TASK DETAILS -> Can all of these lines be returned exactly?

GIVEN DATA ->
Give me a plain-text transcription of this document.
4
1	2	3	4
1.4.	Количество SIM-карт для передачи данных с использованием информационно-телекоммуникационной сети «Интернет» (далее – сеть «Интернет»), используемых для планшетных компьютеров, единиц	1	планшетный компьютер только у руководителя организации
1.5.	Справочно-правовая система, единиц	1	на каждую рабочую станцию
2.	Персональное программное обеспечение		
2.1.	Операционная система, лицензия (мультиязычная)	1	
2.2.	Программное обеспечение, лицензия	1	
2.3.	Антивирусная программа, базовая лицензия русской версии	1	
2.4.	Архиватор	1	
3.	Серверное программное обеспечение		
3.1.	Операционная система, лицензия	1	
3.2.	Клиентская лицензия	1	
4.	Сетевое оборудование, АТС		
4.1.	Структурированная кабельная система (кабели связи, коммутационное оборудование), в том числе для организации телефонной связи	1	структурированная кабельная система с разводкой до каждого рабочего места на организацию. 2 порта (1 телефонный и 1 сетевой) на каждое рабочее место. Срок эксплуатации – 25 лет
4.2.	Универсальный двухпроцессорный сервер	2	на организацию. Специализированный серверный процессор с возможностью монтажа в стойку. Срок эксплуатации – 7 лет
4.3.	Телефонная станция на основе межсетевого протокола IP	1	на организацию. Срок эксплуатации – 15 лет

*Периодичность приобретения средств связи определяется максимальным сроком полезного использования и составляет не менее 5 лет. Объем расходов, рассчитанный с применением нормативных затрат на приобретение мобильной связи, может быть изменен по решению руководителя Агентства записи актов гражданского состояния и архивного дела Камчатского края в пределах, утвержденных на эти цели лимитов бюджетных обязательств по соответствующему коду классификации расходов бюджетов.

COMPLETE RESPONSE ->
Give me a plain-text transcription of this document.
4
1	2	3	4
1.4.	Количество SIM-карт для передачи данных с использованием информационно-телекоммуникационной сети «Интернет» (далее – сеть «Интернет»), используемых для планшетных компьютеров, единиц	1	планшетный компьютер только у руководителя организации
1.5.	Справочно-правовая система, единиц	1	на каждую рабочую станцию
2.	Персональное программное обеспечение		
2.1.	Операционная система, лицензия (мультиязычная)	1	
2.2.	Программное обеспечение, лицензия	1	
2.3.	Антивирусная программа, базовая лицензия русской версии	1	
2.4.	Архиватор	1	
3.	Серверное программное обеспечение		
3.1.	Операционная система, лицензия	1	
3.2.	Клиентская лицензия	1	
4.	Сетевое оборудование, АТС		
4.1.	Структурированная кабельная система (кабели связи, коммутационное оборудование), в том числе для организации телефонной связи	1	структурированная кабельная система с разводкой до каждого рабочего места на организацию. 2 порта (1 телефонный и 1 сетевой) на каждое рабочее место. Срок эксплуатации – 25 лет
4.2.	Универсальный двухпроцессорный сервер	2	на организацию. Специализированный серверный процессор с возможностью монтажа в стойку. Срок эксплуатации – 7 лет
4.3.	Телефонная станция на основе межсетевого протокола IP	1	на организацию. Срок эксплуатации – 15 лет

*Периодичность приобретения средств связи определяется максимальным сроком полезного использования и составляет не менее 5 лет. Объем расходов, рассчитанный с применением нормативных затрат на приобретение мобильной связи, может быть изменен по решению руководителя Агентства записи актов гражданского состояния и архивного дела Камчатского края в пределах, утвержденных на эти цели лимитов бюджетных обязательств по соответствующему коду классификации расходов бюджетов.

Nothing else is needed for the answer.